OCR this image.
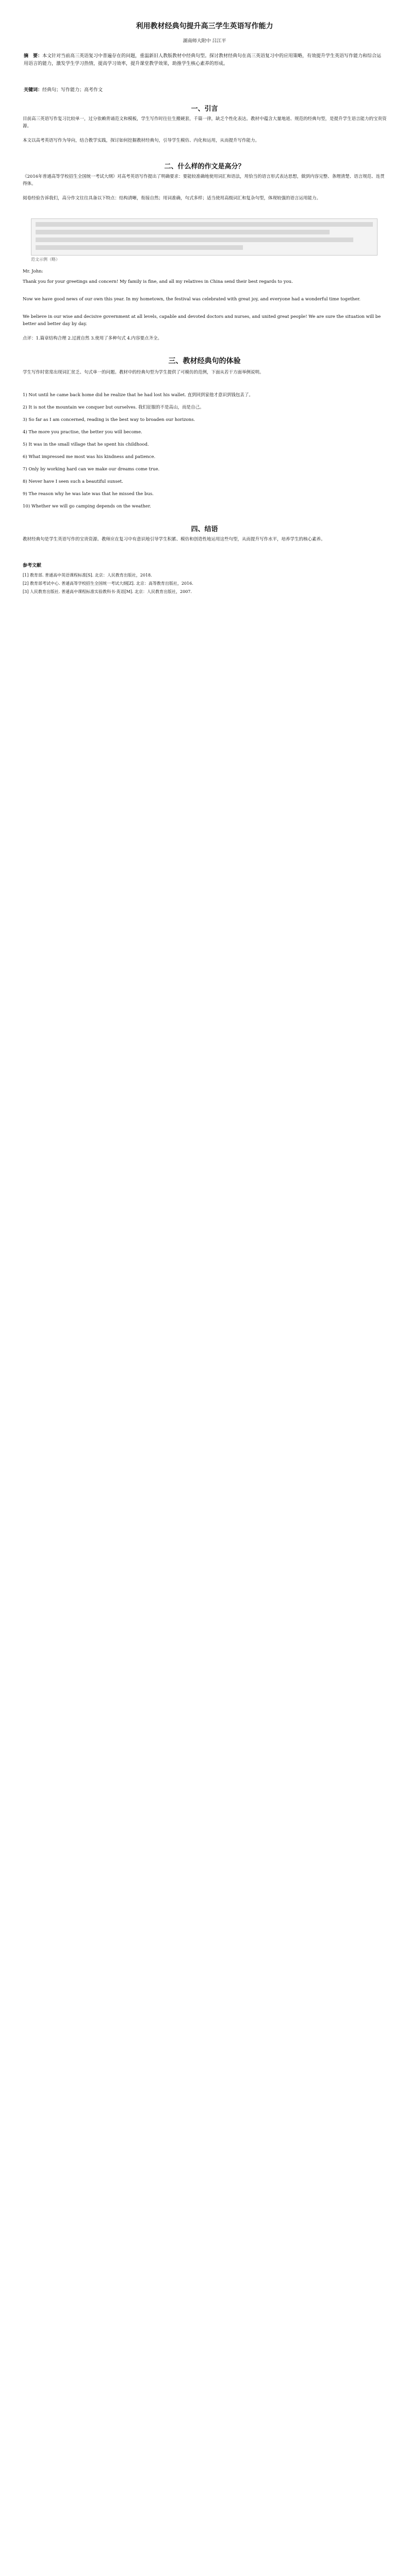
利用教材经典句提升高三学生英语写作能力
湖南师大附中 吕江平
摘　要：本文针对当前高三英语复习中普遍存在的问题，重温新旧人教版教材中经典句型。探讨教材经典句在高三英语复习中的应用策略，有效提升学生英语写作能力和综合运用语言的能力，激发学生学习热情，提高学习效率，提升课堂教学效果，助推学生核心素养的形成。
关键词：经典句；写作能力；高考作文
一、引言
目前高三英语写作复习比较单一，过分依赖背诵范文和模板，学生写作时往往生搬硬套，千篇一律，缺乏个性化表达。教材中蕴含大量地道、规范的经典句型，是提升学生语言能力的宝贵资源。
本文以高考英语写作为导向，结合教学实践，探讨如何挖掘教材经典句，引导学生模仿、内化和运用，从而提升写作能力。
二、什么样的作文是高分？
《2016年普通高等学校招生全国统一考试大纲》对高考英语写作提出了明确要求：要能较准确地使用词汇和语法，用恰当的语言形式表达思想，做到内容完整、条理清楚、语言规范、连贯得体。
阅卷经验告诉我们，高分作文往往具备以下特点：结构清晰，衔接自然；用词准确，句式多样；适当使用高级词汇和复杂句型，体现较强的语言运用能力。
范文示例（略）
Mr. John:
Thank you for your greetings and concern! My family is fine, and all my relatives in China send their best regards to you.
Now we have good news of our own this year. In my hometown, the festival was celebrated with great joy, and everyone had a wonderful time together.
We believe in our wise and decisive government at all levels, capable and devoted doctors and nurses, and united great people! We are sure the situation will be better and better day by day.
点评：1.篇章结构合理 2.过渡自然 3.使用了多种句式 4.内容要点齐全。
三、教材经典句的体验
学生写作时常常出现词汇贫乏、句式单一的问题。教材中的经典句型为学生提供了可模仿的范例，下面从若干方面举例说明。
1) Not until he came back home did he realize that he had lost his wallet. 直到回到家他才意识到钱包丢了。
2) It is not the mountain we conquer but ourselves. 我们征服的不是高山，而是自己。
3) So far as I am concerned, reading is the best way to broaden our horizons.
4) The more you practise, the better you will become.
5) It was in the small village that he spent his childhood.
6) What impressed me most was his kindness and patience.
7) Only by working hard can we make our dreams come true.
8) Never have I seen such a beautiful sunset.
9) The reason why he was late was that he missed the bus.
10) Whether we will go camping depends on the weather.
四、结语
教材经典句是学生英语写作的宝贵资源。教师应在复习中有意识地引导学生积累、模仿和创造性地运用这些句型，从而提升写作水平，培养学生的核心素养。
参考文献
[1] 教育部. 普通高中英语课程标准[S]. 北京：人民教育出版社，2018.
[2] 教育部考试中心. 普通高等学校招生全国统一考试大纲[Z]. 北京：高等教育出版社，2016.
[3] 人民教育出版社. 普通高中课程标准实验教科书·英语[M]. 北京：人民教育出版社，2007.
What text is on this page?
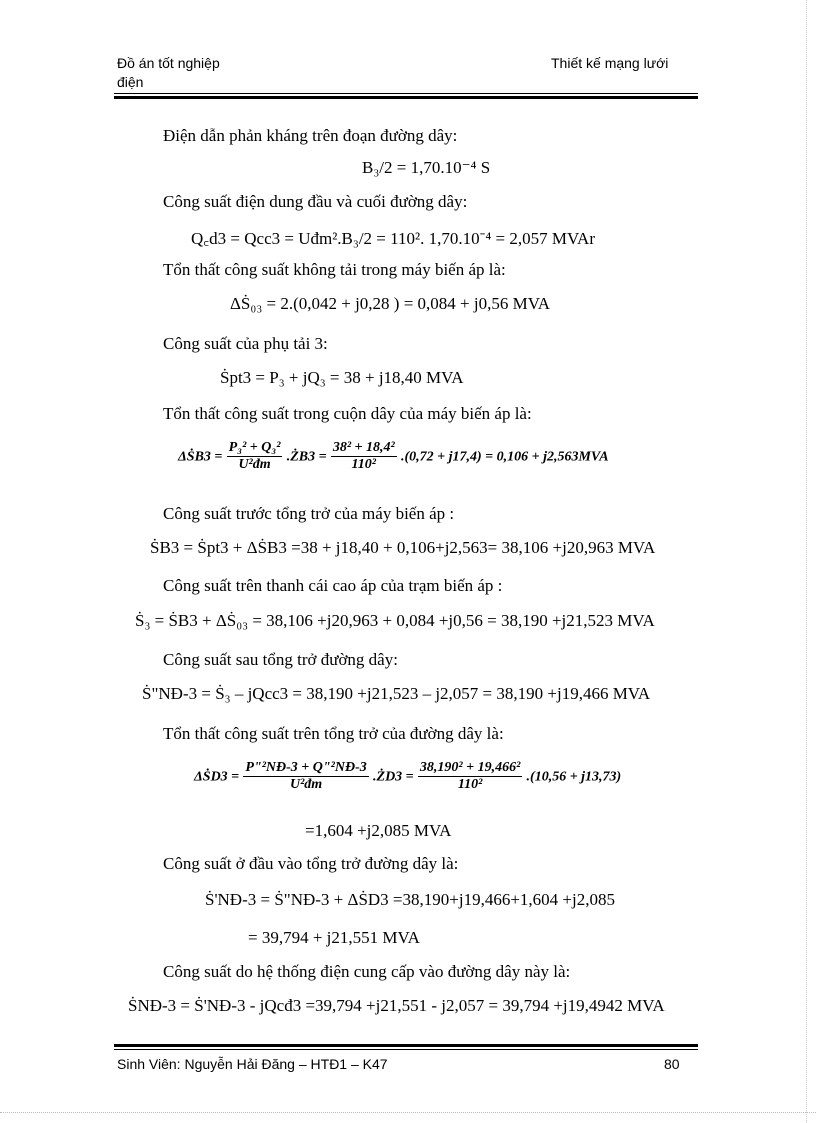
Đồ án tốt nghiệp
điện
Thiết kế mạng lưới
Điện dẫn phản kháng trên đoạn đường dây:
B₃/2 = 1,70.10⁻⁴ S
Công suất điện dung đầu và cuối đường dây:
Q꜀d3 = Qcc3 = Uđm².B₃/2 = 110². 1,70.10⁻⁴ = 2,057 MVAr
Tổn thất công suất không tải trong máy biến áp là:
ΔṠ₀₃ = 2.(0,042 + j0,28 ) = 0,084 + j0,56 MVA
Công suất của phụ tải 3:
Ṡpt3 = P₃ + jQ₃ = 38 + j18,40 MVA
Tổn thất công suất trong cuộn dây của máy biến áp là:
ΔṠB3 = $\frac{\text{P₃² + Q₃²}}{\text{U²đm}}$ .ŻB3 = $\frac{\text{38² + 18,4²}}{\text{110²}} .(0,72 + j17,4) = 0,106 + j2,563MVA$
Công suất trước tổng trở của máy biến áp :
ṠB3 = Ṡpt3 + ΔṠB3 =38 + j18,40 + 0,106+j2,563= 38,106 +j20,963 MVA
Công suất trên thanh cái cao áp của trạm biến áp :
Ṡ₃ = ṠB3 + ΔṠ₀₃ = 38,106 +j20,963 + 0,084 +j0,56 = 38,190 +j21,523 MVA
Công suất sau tổng trở đường dây:
Ṡ"NĐ-3 = Ṡ₃ – jQcc3 = 38,190 +j21,523 – j2,057 = 38,190 +j19,466 MVA
Tổn thất công suất trên tổng trở của đường dây là:
ΔṠD3 = $\frac{\text{P"²NĐ-3 + Q"²NĐ-3}}{\text{U²đm}}$ .ŻD3 = $\frac{\text{38,190² + 19,466²}}{\text{110²}} .(10,56 + j13,73)$
=1,604 +j2,085 MVA
Công suất ở đầu vào tổng trở đường dây là:
Ṡ'NĐ-3 = Ṡ"NĐ-3 + ΔṠD3 =38,190+j19,466+1,604 +j2,085
= 39,794 + j21,551 MVA
Công suất do hệ thống điện cung cấp vào đường dây này là:
ṠNĐ-3 = Ṡ'NĐ-3 - jQcđ3 =39,794 +j21,551 - j2,057 = 39,794 +j19,4942 MVA
Sinh Viên: Nguyễn Hải Đăng – HTĐ1 – K47	80
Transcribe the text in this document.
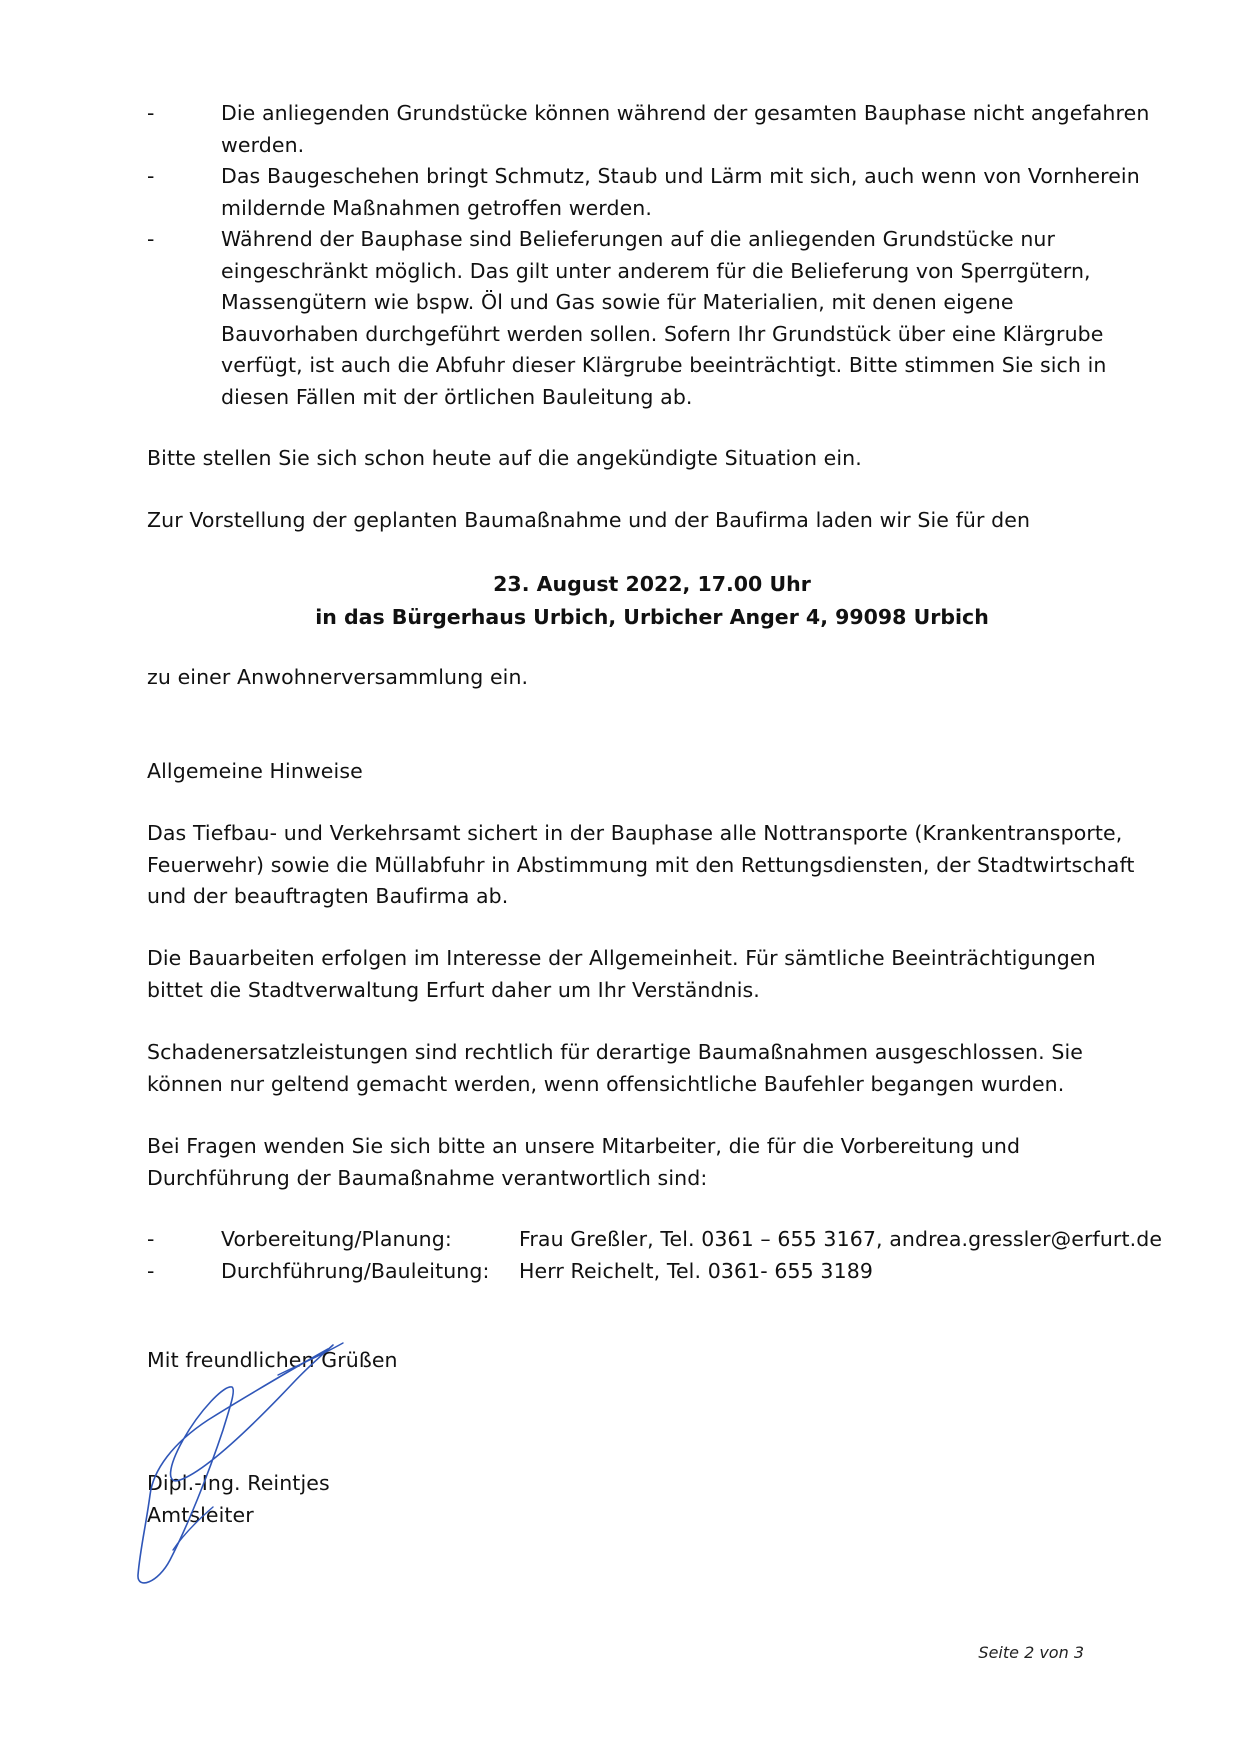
-	Die anliegenden Grundstücke können während der gesamten Bauphase nicht angefahren
werden.
-	Das Baugeschehen bringt Schmutz, Staub und Lärm mit sich, auch wenn von Vornherein
mildernde Maßnahmen getroffen werden.
-	Während der Bauphase sind Belieferungen auf die anliegenden Grundstücke nur
eingeschränkt möglich. Das gilt unter anderem für die Belieferung von Sperrgütern,
Massengütern wie bspw. Öl und Gas sowie für Materialien, mit denen eigene
Bauvorhaben durchgeführt werden sollen. Sofern Ihr Grundstück über eine Klärgrube
verfügt, ist auch die Abfuhr dieser Klärgrube beeinträchtigt. Bitte stimmen Sie sich in
diesen Fällen mit der örtlichen Bauleitung ab.
Bitte stellen Sie sich schon heute auf die angekündigte Situation ein.
Zur Vorstellung der geplanten Baumaßnahme und der Baufirma laden wir Sie für den
23. August 2022, 17.00 Uhr
in das Bürgerhaus Urbich, Urbicher Anger 4, 99098 Urbich
zu einer Anwohnerversammlung ein.
Allgemeine Hinweise
Das Tiefbau- und Verkehrsamt sichert in der Bauphase alle Nottransporte (Krankentransporte,
Feuerwehr) sowie die Müllabfuhr in Abstimmung mit den Rettungsdiensten, der Stadtwirtschaft
und der beauftragten Baufirma ab.
Die Bauarbeiten erfolgen im Interesse der Allgemeinheit. Für sämtliche Beeinträchtigungen
bittet die Stadtverwaltung Erfurt daher um Ihr Verständnis.
Schadenersatzleistungen sind rechtlich für derartige Baumaßnahmen ausgeschlossen. Sie
können nur geltend gemacht werden, wenn offensichtliche Baufehler begangen wurden.
Bei Fragen wenden Sie sich bitte an unsere Mitarbeiter, die für die Vorbereitung und
Durchführung der Baumaßnahme verantwortlich sind:
-	Vorbereitung/Planung:	Frau Greßler, Tel. 0361 – 655 3167, andrea.gressler@erfurt.de
-	Durchführung/Bauleitung:	Herr Reichelt, Tel. 0361- 655 3189
Mit freundlichen Grüßen
Dipl.-Ing. Reintjes
Amtsleiter
Seite 2 von 3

===

■ **WHAT YOU SHOULD DO**: Identify every line where the string "Baufirma" appears.

■ **EXERCISE ANSWER**:
Zur Vorstellung der geplanten Baumaßnahme und der Baufirma laden wir Sie für den
und der beauftragten Baufirma ab.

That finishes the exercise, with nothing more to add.